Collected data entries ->

>>>>

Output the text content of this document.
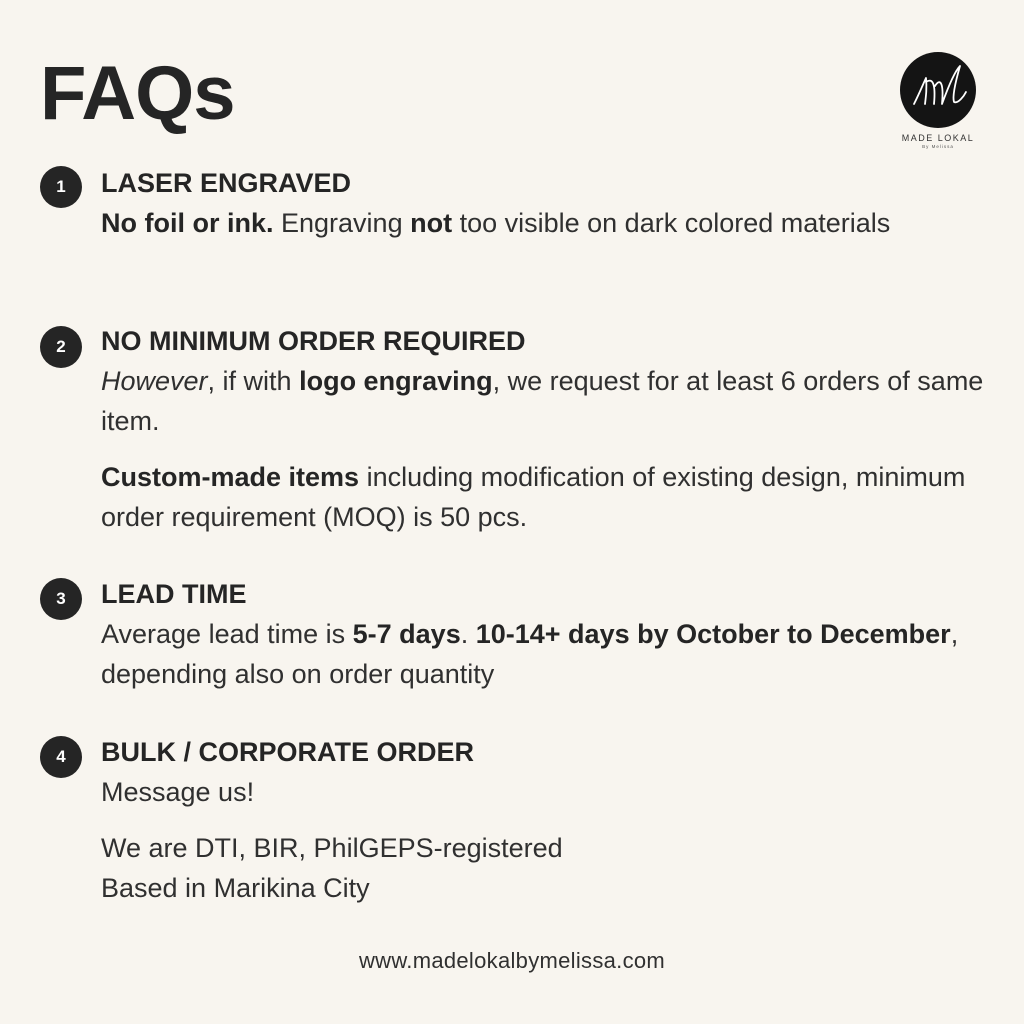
FAQs
MADE LOKAL
By Melissa
1	LASER ENGRAVED

No foil or ink. Engraving not too visible on dark colored materials

2	NO MINIMUM ORDER REQUIRED

However, if with logo engraving, we request for at least 6 orders of same item.

Custom-made items including modification of existing design, minimum order requirement (MOQ) is 50 pcs.

3	LEAD TIME

Average lead time is 5-7 days. 10-14+ days by October to December, depending also on order quantity

4	BULK / CORPORATE ORDER

Message us!

We are DTI, BIR, PhilGEPS-registered
Based in Marikina City

www.madelokalbymelissa.com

<<<<

Instruction ->
Leave every image out, and retype the material exactly.

The answer ->
Output the text content of this document.
FAQs
MADE LOKAL
By Melissa
1	LASER ENGRAVED

No foil or ink. Engraving not too visible on dark colored materials

2	NO MINIMUM ORDER REQUIRED

However, if with logo engraving, we request for at least 6 orders of same item.

Custom-made items including modification of existing design, minimum order requirement (MOQ) is 50 pcs.

3	LEAD TIME

Average lead time is 5-7 days. 10-14+ days by October to December, depending also on order quantity

4	BULK / CORPORATE ORDER

Message us!

We are DTI, BIR, PhilGEPS-registered
Based in Marikina City

www.madelokalbymelissa.com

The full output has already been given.